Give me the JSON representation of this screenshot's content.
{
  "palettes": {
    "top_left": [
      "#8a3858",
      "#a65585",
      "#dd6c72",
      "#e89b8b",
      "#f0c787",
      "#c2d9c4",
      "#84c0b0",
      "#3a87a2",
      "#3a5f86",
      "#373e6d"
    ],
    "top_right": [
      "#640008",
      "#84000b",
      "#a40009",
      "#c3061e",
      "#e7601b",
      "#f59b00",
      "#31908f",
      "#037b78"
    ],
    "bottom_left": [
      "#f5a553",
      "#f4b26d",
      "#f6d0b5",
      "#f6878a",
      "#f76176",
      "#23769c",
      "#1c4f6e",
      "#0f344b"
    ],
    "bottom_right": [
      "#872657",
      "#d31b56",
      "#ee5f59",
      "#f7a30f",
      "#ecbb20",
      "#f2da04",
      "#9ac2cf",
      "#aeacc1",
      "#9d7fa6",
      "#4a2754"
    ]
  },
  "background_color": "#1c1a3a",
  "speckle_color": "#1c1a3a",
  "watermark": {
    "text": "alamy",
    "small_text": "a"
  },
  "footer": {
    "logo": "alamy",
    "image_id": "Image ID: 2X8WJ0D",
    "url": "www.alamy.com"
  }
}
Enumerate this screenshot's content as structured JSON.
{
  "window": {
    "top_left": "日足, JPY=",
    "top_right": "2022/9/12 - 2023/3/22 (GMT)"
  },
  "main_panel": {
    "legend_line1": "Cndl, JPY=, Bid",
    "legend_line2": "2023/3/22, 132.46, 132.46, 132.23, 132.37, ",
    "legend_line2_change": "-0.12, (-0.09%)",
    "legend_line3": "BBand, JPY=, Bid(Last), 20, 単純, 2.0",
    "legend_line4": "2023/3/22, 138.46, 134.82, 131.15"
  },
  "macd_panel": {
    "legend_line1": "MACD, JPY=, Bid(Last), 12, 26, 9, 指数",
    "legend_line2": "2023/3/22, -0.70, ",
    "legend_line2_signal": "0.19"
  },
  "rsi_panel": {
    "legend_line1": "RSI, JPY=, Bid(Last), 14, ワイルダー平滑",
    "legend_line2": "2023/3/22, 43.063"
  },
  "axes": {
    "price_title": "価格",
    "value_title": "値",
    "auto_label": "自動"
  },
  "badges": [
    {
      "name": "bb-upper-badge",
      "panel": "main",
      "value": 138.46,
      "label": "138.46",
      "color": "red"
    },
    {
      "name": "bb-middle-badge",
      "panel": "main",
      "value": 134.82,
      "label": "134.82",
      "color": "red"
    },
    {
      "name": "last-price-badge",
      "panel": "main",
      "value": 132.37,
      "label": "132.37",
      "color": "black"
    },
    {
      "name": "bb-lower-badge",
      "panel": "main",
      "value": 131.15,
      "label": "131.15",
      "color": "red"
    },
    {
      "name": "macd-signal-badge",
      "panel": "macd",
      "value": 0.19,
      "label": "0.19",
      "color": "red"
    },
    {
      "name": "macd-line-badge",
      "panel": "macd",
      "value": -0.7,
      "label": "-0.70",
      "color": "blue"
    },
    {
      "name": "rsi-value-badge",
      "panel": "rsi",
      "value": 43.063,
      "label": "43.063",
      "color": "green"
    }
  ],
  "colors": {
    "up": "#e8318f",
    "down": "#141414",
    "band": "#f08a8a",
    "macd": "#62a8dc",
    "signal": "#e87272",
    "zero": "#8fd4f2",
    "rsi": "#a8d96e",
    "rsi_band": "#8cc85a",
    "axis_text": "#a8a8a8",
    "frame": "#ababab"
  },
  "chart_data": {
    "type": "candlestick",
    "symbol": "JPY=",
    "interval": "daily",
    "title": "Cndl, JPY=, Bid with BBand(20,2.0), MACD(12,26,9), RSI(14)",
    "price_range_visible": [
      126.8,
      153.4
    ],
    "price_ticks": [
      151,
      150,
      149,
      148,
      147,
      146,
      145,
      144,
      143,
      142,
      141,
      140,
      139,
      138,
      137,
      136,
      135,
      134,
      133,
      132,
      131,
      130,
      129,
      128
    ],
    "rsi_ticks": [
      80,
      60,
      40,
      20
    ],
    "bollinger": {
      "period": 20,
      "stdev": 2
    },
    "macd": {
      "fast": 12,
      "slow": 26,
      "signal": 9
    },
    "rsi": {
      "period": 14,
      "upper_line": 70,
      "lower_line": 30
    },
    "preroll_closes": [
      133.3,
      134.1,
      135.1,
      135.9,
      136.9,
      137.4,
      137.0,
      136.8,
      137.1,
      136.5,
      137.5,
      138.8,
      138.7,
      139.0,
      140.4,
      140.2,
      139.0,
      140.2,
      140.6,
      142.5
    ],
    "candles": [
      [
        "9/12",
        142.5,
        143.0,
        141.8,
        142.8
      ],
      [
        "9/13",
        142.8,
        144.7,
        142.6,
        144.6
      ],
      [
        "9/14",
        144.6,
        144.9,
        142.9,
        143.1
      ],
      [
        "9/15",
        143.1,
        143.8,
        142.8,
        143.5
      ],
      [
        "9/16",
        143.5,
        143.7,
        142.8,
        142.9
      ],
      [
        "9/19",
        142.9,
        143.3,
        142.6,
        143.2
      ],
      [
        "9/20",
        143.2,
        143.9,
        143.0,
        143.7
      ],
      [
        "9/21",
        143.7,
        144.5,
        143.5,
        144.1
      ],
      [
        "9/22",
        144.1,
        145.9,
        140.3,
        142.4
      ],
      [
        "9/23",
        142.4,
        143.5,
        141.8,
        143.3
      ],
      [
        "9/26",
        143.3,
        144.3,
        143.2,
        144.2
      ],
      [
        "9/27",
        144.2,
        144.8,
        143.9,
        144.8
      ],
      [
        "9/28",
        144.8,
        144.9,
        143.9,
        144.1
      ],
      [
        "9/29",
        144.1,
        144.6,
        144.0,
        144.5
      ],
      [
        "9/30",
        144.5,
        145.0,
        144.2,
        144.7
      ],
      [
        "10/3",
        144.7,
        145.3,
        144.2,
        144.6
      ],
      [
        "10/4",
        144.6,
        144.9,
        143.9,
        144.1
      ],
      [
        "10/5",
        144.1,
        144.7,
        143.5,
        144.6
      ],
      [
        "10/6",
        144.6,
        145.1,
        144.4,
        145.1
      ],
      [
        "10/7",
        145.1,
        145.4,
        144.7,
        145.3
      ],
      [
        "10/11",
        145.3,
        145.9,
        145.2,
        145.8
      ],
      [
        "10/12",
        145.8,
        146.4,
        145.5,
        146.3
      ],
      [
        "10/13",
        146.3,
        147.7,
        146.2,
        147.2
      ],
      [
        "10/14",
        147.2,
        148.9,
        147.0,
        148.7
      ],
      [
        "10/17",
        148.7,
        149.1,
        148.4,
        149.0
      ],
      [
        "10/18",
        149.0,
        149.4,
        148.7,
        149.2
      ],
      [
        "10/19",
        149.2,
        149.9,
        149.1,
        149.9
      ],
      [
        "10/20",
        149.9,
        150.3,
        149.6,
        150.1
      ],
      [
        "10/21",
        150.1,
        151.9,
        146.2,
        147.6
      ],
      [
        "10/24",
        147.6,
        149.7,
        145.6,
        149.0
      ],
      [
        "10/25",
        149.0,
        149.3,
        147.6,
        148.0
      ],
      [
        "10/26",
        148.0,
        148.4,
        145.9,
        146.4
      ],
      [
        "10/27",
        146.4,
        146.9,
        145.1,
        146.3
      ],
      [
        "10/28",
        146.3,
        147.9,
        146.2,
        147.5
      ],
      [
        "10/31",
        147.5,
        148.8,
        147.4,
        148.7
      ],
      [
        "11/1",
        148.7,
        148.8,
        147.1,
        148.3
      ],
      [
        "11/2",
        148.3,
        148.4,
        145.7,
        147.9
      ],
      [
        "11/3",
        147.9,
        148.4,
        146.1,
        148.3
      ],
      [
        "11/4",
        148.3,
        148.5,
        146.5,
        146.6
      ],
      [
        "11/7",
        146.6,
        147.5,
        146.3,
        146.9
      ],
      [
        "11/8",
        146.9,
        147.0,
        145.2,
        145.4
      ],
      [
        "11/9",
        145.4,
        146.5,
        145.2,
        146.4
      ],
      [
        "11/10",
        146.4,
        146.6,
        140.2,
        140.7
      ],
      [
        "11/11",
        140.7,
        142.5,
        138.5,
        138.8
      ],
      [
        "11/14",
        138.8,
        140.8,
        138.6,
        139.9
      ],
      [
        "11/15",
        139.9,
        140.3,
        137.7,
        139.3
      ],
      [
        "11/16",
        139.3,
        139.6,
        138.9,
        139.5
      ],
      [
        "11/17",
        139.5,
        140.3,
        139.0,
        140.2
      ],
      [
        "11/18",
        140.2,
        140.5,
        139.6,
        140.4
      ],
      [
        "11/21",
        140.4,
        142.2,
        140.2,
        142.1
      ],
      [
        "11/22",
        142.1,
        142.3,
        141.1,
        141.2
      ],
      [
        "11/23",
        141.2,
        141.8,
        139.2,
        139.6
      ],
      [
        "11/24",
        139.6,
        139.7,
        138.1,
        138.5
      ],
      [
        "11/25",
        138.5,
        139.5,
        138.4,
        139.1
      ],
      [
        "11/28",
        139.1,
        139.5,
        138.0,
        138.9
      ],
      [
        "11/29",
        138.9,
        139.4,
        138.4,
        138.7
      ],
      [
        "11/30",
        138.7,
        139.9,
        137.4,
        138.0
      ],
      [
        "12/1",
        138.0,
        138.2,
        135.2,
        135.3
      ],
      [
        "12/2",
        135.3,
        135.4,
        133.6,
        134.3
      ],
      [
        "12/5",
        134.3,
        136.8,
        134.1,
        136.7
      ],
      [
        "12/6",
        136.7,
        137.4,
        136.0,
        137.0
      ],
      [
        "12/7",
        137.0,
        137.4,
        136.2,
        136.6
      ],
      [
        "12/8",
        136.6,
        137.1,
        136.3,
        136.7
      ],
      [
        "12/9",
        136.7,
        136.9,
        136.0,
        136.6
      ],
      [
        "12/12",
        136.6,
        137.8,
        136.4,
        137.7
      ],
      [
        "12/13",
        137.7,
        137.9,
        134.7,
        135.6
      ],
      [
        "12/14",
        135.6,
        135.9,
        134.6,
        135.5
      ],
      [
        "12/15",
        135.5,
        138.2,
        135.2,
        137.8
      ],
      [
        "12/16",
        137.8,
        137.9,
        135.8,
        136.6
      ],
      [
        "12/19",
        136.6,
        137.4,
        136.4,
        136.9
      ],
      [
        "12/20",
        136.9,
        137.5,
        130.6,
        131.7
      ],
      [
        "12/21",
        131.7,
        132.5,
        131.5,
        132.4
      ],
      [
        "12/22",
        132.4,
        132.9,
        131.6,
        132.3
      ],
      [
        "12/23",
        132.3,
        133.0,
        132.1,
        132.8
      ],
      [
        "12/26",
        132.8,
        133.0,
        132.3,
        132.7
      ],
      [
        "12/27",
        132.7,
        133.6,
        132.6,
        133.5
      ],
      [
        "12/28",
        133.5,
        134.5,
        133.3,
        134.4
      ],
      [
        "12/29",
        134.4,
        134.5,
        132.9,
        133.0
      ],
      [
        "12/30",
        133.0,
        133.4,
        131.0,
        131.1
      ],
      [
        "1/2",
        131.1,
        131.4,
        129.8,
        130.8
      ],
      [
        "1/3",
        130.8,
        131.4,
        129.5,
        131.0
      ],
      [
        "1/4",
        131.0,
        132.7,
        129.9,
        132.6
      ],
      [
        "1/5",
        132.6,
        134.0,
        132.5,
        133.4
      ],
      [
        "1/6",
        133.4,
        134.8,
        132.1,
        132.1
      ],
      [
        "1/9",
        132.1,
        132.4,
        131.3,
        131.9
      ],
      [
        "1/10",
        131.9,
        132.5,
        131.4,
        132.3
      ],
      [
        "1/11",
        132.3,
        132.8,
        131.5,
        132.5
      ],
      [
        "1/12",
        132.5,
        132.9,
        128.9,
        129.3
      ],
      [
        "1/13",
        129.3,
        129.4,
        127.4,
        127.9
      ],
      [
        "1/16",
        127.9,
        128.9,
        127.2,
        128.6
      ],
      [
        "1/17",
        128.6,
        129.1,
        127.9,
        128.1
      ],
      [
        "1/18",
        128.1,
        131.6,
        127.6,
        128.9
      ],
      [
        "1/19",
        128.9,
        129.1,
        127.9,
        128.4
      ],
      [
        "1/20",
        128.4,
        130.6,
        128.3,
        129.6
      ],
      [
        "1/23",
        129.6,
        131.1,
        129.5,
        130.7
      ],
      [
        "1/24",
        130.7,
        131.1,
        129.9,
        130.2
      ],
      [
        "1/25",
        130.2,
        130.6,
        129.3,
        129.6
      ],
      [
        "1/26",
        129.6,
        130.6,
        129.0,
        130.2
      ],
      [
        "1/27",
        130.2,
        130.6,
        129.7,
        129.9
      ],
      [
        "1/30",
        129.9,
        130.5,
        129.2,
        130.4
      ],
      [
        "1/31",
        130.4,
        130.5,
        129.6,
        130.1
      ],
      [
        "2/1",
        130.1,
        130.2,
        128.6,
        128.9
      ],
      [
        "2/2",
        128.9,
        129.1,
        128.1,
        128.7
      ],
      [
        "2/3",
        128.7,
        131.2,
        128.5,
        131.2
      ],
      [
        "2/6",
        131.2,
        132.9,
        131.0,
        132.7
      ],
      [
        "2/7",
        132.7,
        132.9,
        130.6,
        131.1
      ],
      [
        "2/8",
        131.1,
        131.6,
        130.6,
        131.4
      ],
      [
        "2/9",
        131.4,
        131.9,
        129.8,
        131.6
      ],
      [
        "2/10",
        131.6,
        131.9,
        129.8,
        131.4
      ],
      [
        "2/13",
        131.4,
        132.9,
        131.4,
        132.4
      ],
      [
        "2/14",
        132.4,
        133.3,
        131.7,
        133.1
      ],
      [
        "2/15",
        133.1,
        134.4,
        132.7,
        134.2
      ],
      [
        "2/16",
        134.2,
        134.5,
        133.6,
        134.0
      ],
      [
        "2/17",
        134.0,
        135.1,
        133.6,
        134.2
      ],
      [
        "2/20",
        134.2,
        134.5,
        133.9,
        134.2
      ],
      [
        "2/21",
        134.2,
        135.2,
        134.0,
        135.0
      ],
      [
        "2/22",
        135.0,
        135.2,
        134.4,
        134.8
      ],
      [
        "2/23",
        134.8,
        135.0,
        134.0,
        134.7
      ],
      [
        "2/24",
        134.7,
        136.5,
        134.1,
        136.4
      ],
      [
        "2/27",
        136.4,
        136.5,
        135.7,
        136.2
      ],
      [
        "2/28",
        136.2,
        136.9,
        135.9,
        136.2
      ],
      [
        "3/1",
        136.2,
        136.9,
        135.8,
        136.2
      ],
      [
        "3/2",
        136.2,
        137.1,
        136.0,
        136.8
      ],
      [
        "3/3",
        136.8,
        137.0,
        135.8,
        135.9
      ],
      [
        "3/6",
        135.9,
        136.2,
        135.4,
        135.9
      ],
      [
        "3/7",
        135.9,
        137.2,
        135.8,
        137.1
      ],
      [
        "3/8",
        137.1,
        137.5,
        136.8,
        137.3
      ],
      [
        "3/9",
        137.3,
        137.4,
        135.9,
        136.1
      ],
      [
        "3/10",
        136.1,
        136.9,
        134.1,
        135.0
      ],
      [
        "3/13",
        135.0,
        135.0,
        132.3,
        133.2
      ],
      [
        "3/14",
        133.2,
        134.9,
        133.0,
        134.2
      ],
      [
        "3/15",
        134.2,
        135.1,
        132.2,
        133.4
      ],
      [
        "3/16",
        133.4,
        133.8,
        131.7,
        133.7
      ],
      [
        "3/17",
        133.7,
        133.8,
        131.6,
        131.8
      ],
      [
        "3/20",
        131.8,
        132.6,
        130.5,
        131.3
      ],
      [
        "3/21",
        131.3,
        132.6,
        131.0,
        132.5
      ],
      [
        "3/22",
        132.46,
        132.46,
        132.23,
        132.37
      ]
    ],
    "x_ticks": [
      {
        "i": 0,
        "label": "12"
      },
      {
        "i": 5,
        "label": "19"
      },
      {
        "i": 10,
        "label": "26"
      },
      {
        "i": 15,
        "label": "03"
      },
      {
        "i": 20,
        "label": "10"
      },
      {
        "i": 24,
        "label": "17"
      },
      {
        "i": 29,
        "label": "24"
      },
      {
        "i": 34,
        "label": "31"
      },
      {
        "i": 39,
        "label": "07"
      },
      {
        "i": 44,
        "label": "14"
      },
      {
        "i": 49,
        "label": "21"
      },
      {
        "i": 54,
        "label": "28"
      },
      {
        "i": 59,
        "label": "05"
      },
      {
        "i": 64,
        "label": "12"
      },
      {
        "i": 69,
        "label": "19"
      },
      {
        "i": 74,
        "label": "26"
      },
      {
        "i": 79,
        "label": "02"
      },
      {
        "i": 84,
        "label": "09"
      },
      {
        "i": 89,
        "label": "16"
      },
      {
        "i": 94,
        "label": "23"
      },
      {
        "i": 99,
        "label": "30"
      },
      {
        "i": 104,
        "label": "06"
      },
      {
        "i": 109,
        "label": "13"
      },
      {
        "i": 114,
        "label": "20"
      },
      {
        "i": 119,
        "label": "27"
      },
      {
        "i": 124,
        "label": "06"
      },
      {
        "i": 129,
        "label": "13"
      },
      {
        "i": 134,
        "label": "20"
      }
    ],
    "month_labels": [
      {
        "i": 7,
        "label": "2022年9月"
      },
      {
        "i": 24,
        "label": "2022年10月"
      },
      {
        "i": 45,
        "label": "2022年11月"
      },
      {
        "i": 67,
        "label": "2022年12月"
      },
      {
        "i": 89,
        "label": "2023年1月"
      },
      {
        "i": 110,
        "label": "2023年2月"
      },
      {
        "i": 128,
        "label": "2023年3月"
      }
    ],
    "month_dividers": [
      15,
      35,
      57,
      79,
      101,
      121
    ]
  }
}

+-------+

- [TO DO]:
Display every line of the listing that contains the string "alamy".

- [THE ANSWER]:
    "text": "alamy",
    "logo": "alamy",
    "url": "www.alamy.com"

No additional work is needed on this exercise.